Exercise: Extract each line of the material that follows exactly and omit its pictures.

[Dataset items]
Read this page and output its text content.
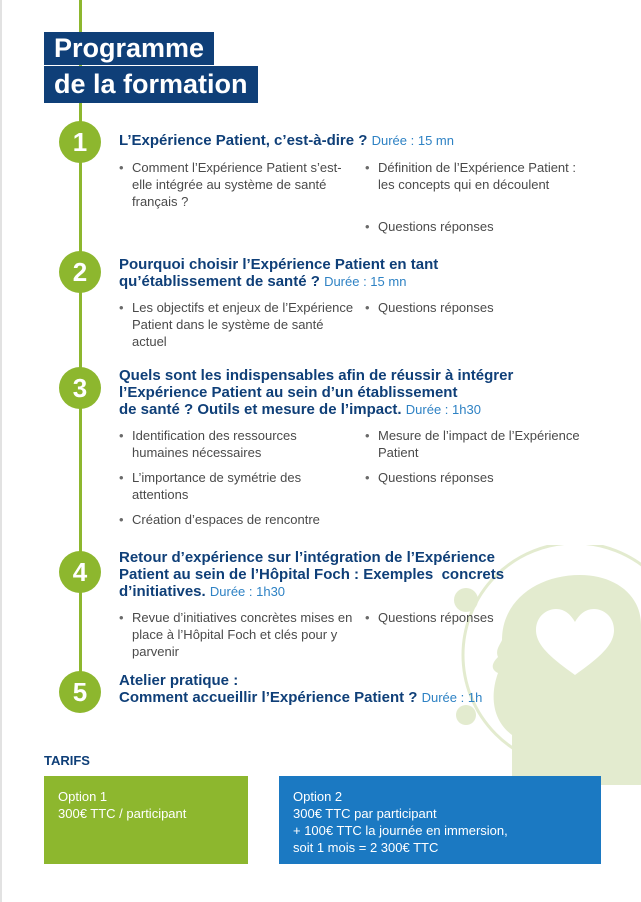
Programme
de la formation
1	L’Expérience Patient, c’est-à-dire ? Durée : 15 mn
• Comment l’Expérience Patient s’est-elle intégrée au système de santé français ?
• Définition de l’Expérience Patient : les concepts qui en découlent
• Questions réponses
2	Pourquoi choisir l’Expérience Patient en tant
qu’établissement de santé ? Durée : 15 mn
• Les objectifs et enjeux de l’Expérience Patient dans le système de santé actuel
• Questions réponses
3	Quels sont les indispensables afin de réussir à intégrer
l’Expérience Patient au sein d’un établissement
de santé ? Outils et mesure de l’impact. Durée : 1h30
• Identification des ressources humaines nécessaires
• L’importance de symétrie des attentions
• Création d’espaces de rencontre
• Mesure de l’impact de l’Expérience Patient
• Questions réponses
4	Retour d’expérience sur l’intégration de l’Expérience
Patient au sein de l’Hôpital Foch : Exemples  concrets
d’initiatives. Durée : 1h30
• Revue d’initiatives concrètes mises en place à l’Hôpital Foch et clés pour y parvenir
• Questions réponses
5	Atelier pratique :
Comment accueillir l’Expérience Patient ? Durée : 1h
TARIFS
Option 1
300€ TTC / participant
Option 2
300€ TTC par participant
+ 100€ TTC la journée en immersion,
soit 1 mois = 2 300€ TTC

Answer for this exercise:
Read this page and output its text content.
Programme
de la formation
1	L’Expérience Patient, c’est-à-dire ? Durée : 15 mn
• Comment l’Expérience Patient s’est-elle intégrée au système de santé français ?
• Définition de l’Expérience Patient : les concepts qui en découlent
• Questions réponses
2	Pourquoi choisir l’Expérience Patient en tant
qu’établissement de santé ? Durée : 15 mn
• Les objectifs et enjeux de l’Expérience Patient dans le système de santé actuel
• Questions réponses
3	Quels sont les indispensables afin de réussir à intégrer
l’Expérience Patient au sein d’un établissement
de santé ? Outils et mesure de l’impact. Durée : 1h30
• Identification des ressources humaines nécessaires
• L’importance de symétrie des attentions
• Création d’espaces de rencontre
• Mesure de l’impact de l’Expérience Patient
• Questions réponses
4	Retour d’expérience sur l’intégration de l’Expérience
Patient au sein de l’Hôpital Foch : Exemples  concrets
d’initiatives. Durée : 1h30
• Revue d’initiatives concrètes mises en place à l’Hôpital Foch et clés pour y parvenir
• Questions réponses
5	Atelier pratique :
Comment accueillir l’Expérience Patient ? Durée : 1h
TARIFS
Option 1
300€ TTC / participant
Option 2
300€ TTC par participant
+ 100€ TTC la journée en immersion,
soit 1 mois = 2 300€ TTC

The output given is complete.